YOUR TASK:
Transcribe the lines below verbatim, skipping the images.

** start of INFORMATION PROVIDED **

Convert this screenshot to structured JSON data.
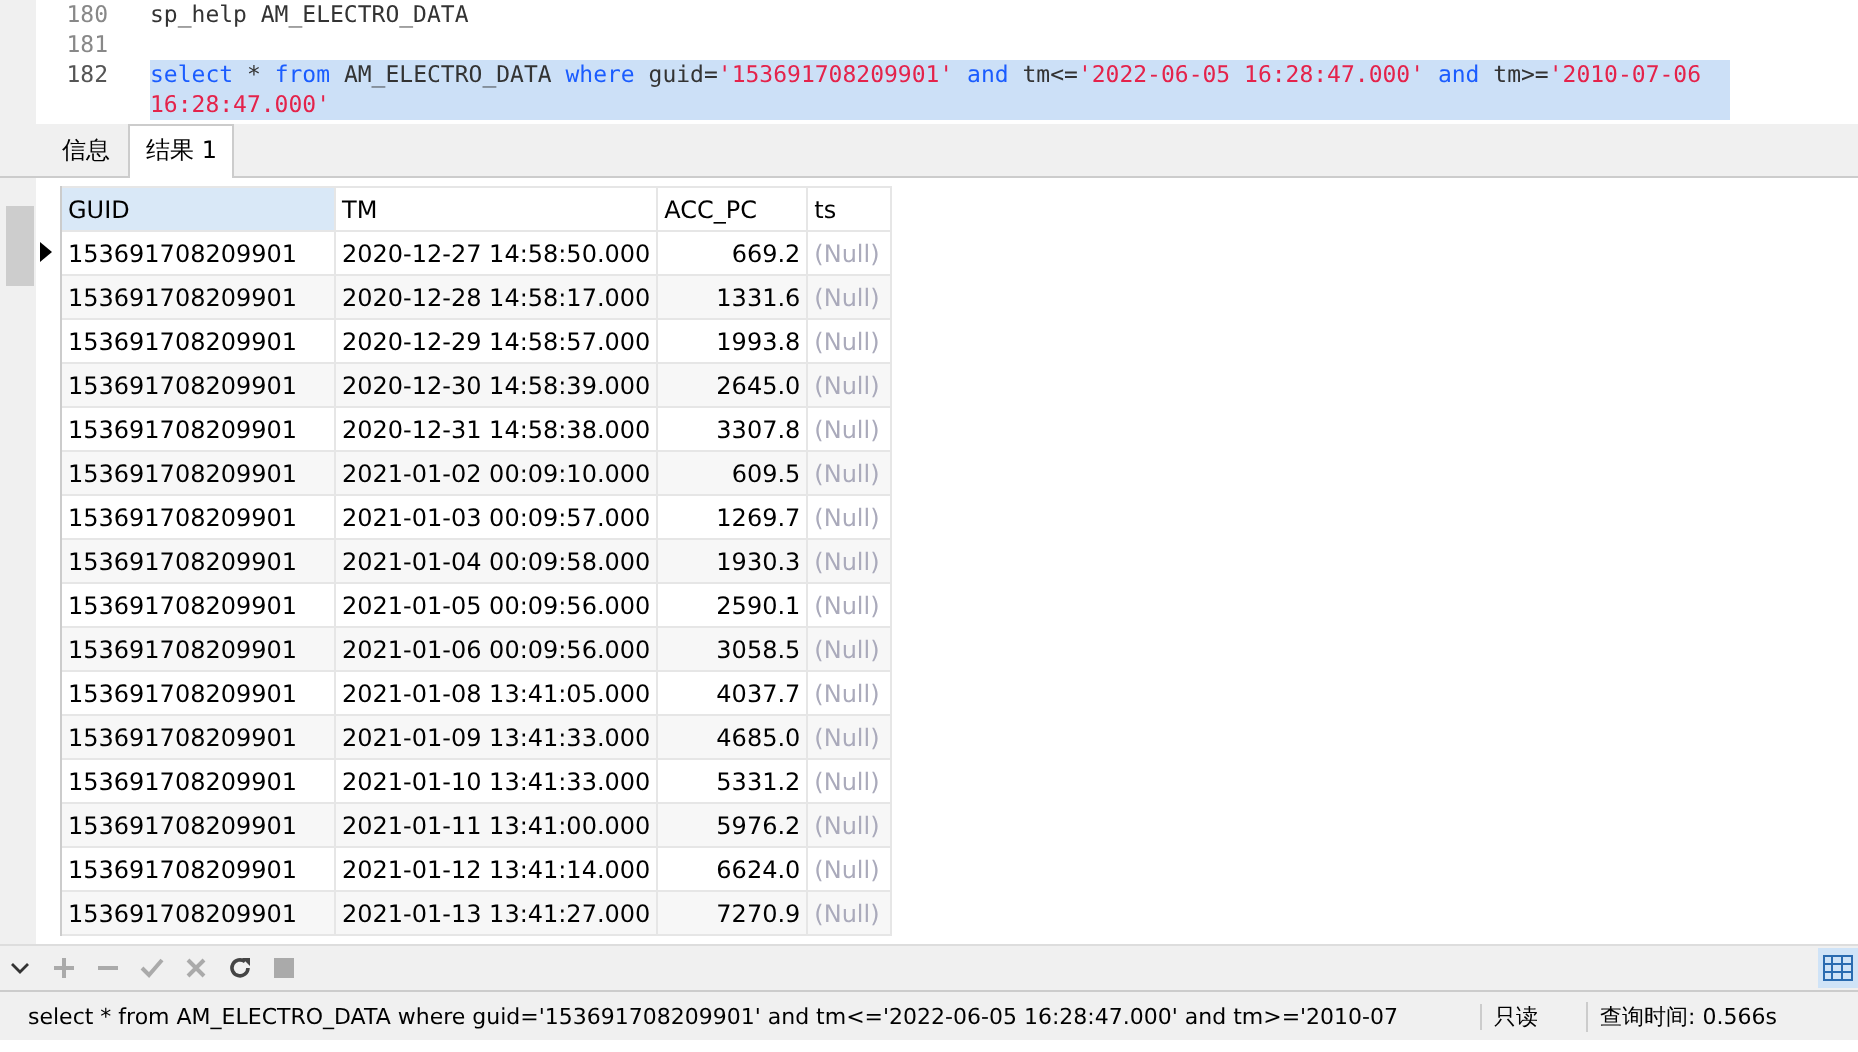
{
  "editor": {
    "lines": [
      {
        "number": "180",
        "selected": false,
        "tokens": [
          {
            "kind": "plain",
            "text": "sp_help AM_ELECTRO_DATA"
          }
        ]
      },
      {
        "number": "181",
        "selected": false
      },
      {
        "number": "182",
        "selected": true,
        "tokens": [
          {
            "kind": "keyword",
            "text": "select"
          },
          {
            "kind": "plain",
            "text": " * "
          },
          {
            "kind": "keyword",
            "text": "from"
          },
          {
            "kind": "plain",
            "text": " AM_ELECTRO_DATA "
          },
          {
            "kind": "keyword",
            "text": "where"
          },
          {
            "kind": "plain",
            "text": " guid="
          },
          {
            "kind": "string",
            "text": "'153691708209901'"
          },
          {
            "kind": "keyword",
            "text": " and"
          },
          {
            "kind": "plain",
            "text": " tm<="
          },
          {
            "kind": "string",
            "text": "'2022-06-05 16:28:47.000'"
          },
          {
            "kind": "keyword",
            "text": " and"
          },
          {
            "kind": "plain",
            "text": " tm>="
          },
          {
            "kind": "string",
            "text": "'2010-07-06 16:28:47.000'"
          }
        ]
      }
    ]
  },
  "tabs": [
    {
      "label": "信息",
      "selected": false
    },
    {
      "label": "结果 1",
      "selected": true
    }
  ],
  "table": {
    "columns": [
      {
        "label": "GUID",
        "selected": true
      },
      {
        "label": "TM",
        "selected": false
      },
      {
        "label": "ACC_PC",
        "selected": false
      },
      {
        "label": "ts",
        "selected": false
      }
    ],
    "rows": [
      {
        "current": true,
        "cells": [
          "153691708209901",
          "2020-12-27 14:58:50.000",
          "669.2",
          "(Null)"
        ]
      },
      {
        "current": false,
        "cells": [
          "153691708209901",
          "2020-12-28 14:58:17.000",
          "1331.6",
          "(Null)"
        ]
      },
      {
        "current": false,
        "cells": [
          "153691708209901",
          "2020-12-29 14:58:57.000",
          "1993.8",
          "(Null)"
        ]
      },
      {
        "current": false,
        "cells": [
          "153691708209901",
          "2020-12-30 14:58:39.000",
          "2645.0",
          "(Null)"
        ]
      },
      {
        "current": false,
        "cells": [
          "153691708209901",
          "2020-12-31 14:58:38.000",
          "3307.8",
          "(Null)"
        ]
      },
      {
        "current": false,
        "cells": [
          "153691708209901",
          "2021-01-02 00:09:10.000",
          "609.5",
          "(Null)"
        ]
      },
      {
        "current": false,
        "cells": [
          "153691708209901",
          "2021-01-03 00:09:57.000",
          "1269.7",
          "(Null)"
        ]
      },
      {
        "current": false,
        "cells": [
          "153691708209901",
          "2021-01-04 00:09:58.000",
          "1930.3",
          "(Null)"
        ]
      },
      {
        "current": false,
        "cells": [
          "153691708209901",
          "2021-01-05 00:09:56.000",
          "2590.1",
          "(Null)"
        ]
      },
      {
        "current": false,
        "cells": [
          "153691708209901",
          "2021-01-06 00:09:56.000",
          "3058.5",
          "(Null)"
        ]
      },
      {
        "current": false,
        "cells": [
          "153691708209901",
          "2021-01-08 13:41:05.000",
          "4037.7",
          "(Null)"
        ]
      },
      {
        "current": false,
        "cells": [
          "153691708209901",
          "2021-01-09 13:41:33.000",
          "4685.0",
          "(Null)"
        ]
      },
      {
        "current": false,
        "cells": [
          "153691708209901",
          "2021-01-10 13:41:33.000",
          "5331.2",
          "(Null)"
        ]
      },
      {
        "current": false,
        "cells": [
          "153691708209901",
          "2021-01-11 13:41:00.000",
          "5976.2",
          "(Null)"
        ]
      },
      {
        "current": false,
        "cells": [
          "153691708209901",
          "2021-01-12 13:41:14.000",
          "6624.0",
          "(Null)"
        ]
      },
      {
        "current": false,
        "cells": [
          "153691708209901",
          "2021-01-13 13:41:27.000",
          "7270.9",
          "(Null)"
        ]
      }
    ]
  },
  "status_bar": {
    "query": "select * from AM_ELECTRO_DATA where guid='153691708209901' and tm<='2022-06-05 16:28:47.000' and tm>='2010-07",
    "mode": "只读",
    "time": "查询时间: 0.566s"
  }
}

** end of INFORMATION PROVIDED **

THE ANSWER:
Convert this screenshot to structured JSON data.
{
  "editor": {
    "lines": [
      {
        "number": "180",
        "selected": false,
        "tokens": [
          {
            "kind": "plain",
            "text": "sp_help AM_ELECTRO_DATA"
          }
        ]
      },
      {
        "number": "181",
        "selected": false
      },
      {
        "number": "182",
        "selected": true,
        "tokens": [
          {
            "kind": "keyword",
            "text": "select"
          },
          {
            "kind": "plain",
            "text": " * "
          },
          {
            "kind": "keyword",
            "text": "from"
          },
          {
            "kind": "plain",
            "text": " AM_ELECTRO_DATA "
          },
          {
            "kind": "keyword",
            "text": "where"
          },
          {
            "kind": "plain",
            "text": " guid="
          },
          {
            "kind": "string",
            "text": "'153691708209901'"
          },
          {
            "kind": "keyword",
            "text": " and"
          },
          {
            "kind": "plain",
            "text": " tm<="
          },
          {
            "kind": "string",
            "text": "'2022-06-05 16:28:47.000'"
          },
          {
            "kind": "keyword",
            "text": " and"
          },
          {
            "kind": "plain",
            "text": " tm>="
          },
          {
            "kind": "string",
            "text": "'2010-07-06 16:28:47.000'"
          }
        ]
      }
    ]
  },
  "tabs": [
    {
      "label": "信息",
      "selected": false
    },
    {
      "label": "结果 1",
      "selected": true
    }
  ],
  "table": {
    "columns": [
      {
        "label": "GUID",
        "selected": true
      },
      {
        "label": "TM",
        "selected": false
      },
      {
        "label": "ACC_PC",
        "selected": false
      },
      {
        "label": "ts",
        "selected": false
      }
    ],
    "rows": [
      {
        "current": true,
        "cells": [
          "153691708209901",
          "2020-12-27 14:58:50.000",
          "669.2",
          "(Null)"
        ]
      },
      {
        "current": false,
        "cells": [
          "153691708209901",
          "2020-12-28 14:58:17.000",
          "1331.6",
          "(Null)"
        ]
      },
      {
        "current": false,
        "cells": [
          "153691708209901",
          "2020-12-29 14:58:57.000",
          "1993.8",
          "(Null)"
        ]
      },
      {
        "current": false,
        "cells": [
          "153691708209901",
          "2020-12-30 14:58:39.000",
          "2645.0",
          "(Null)"
        ]
      },
      {
        "current": false,
        "cells": [
          "153691708209901",
          "2020-12-31 14:58:38.000",
          "3307.8",
          "(Null)"
        ]
      },
      {
        "current": false,
        "cells": [
          "153691708209901",
          "2021-01-02 00:09:10.000",
          "609.5",
          "(Null)"
        ]
      },
      {
        "current": false,
        "cells": [
          "153691708209901",
          "2021-01-03 00:09:57.000",
          "1269.7",
          "(Null)"
        ]
      },
      {
        "current": false,
        "cells": [
          "153691708209901",
          "2021-01-04 00:09:58.000",
          "1930.3",
          "(Null)"
        ]
      },
      {
        "current": false,
        "cells": [
          "153691708209901",
          "2021-01-05 00:09:56.000",
          "2590.1",
          "(Null)"
        ]
      },
      {
        "current": false,
        "cells": [
          "153691708209901",
          "2021-01-06 00:09:56.000",
          "3058.5",
          "(Null)"
        ]
      },
      {
        "current": false,
        "cells": [
          "153691708209901",
          "2021-01-08 13:41:05.000",
          "4037.7",
          "(Null)"
        ]
      },
      {
        "current": false,
        "cells": [
          "153691708209901",
          "2021-01-09 13:41:33.000",
          "4685.0",
          "(Null)"
        ]
      },
      {
        "current": false,
        "cells": [
          "153691708209901",
          "2021-01-10 13:41:33.000",
          "5331.2",
          "(Null)"
        ]
      },
      {
        "current": false,
        "cells": [
          "153691708209901",
          "2021-01-11 13:41:00.000",
          "5976.2",
          "(Null)"
        ]
      },
      {
        "current": false,
        "cells": [
          "153691708209901",
          "2021-01-12 13:41:14.000",
          "6624.0",
          "(Null)"
        ]
      },
      {
        "current": false,
        "cells": [
          "153691708209901",
          "2021-01-13 13:41:27.000",
          "7270.9",
          "(Null)"
        ]
      }
    ]
  },
  "status_bar": {
    "query": "select * from AM_ELECTRO_DATA where guid='153691708209901' and tm<='2022-06-05 16:28:47.000' and tm>='2010-07",
    "mode": "只读",
    "time": "查询时间: 0.566s"
  }
}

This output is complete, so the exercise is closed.